実施事項
作家の働き方についての文章から、「普段手に取らないジャンルの本」で始まり「持っているとされていました。」まで続く部分を、「執筆」を「創作」に置き換えて書き直してください。

=== 原文抜粋 ===

作家になって5年たった頃の話で、朝井リョウさん自身、自分が小説家として手を伸ばす範囲が見えかけていた時期だったそうです。

そこに、自分からは手を伸ばさないジャンルの話が舞い込んできたとのことです。

それを受けるか受けないかで作家としての成長が止まるか止まらないかが決まる、と考え、仕事を受けて専業作家となったそうです。

作家としての成長ってかっこいい言葉です。

八木圭一さん

2013年に宝島社第12回『このミステリーがすごい!』大賞を受賞した八木圭一さん。

受賞作である『一千兆円の身代金』は、香取慎吾さん主演でドラマ化されました。

元々会社員として働いていましたが、受賞した段階で、専業作家になることは考えていなかったようです。

ただ、執筆の時間を確保するために転職をしています。

普段手に取らないジャンルの本も読むので勉強になりますね。それだけでなく会社組織に身を置くことで葛藤なども生じ、それも作品作りにつなげられます。兼業作家だから得られるもの、書けることもあるでしょうね。

(マイナビ転職のインタビューより)

と話しています。

一方で、平日は仕事、休日を使って執筆をするため、プライベートの時間や睡眠時間は削られるし、体力的にも厳しいとも話されています。

また、独立のタイミングについては、「これ以上、小説の仕事が受けきれなくなった時」と目標を持っているとされていました。

知念実希人さん

知念実希人さんは、小説家でありながら医者として活躍されていることは有名ですね。

作品にも、現役の医者だからこそ書けるような内容がたくさん出てきます。

『誰がための刃 レゾンデートル』で第4回ばらのまち福山ミステリー文学新人賞受賞してデビュー。

三作目の『仮面病棟』が大ヒットし、映画化もされました。

『天久鷹央の推理カルテシリーズ』や『優しい死神シリーズ』とたくさんの人気作を出しています。

その知念実希人さんは、本業があることについて次のように語っています。

ご存じの方も多いと思うが、私は内科の医師をしながら執筆活動を行っている。当然のことだが、私の(特に内科学に関しての)医学的知識は他の作家の追随を許さない。その分野のプロフェッショナルなので、当然のことだ。

(中山七里・知念実希人・葉真中顕『作家超サバイバル術!』「作家とインプット」より)

=== 提供データ ===

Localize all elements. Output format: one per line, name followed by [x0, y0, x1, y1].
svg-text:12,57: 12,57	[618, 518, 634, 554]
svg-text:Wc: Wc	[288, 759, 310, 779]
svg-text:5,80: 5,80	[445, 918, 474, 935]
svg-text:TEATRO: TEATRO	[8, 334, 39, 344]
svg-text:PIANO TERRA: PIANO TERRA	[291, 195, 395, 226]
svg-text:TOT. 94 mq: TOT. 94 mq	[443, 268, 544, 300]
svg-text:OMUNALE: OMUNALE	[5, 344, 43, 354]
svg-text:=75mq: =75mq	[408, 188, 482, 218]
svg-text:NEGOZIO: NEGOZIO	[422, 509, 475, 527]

===

解答
普段手に取らないジャンルの本も読むので勉強になりますね。それだけでなく会社組織に身を置くことで葛藤なども生じ、それも作品作りにつなげられます。兼業作家だから得られるもの、書けることもあるでしょうね。

(マイナビ転職のインタビューより)

と話しています。

一方で、平日は仕事、休日を使って創作をするため、プライベートの時間や睡眠時間は削られるし、体力的にも厳しいとも話されています。

また、独立のタイミングについては、「これ以上、小説の仕事が受けきれなくなった時」と目標を持っているとされていました。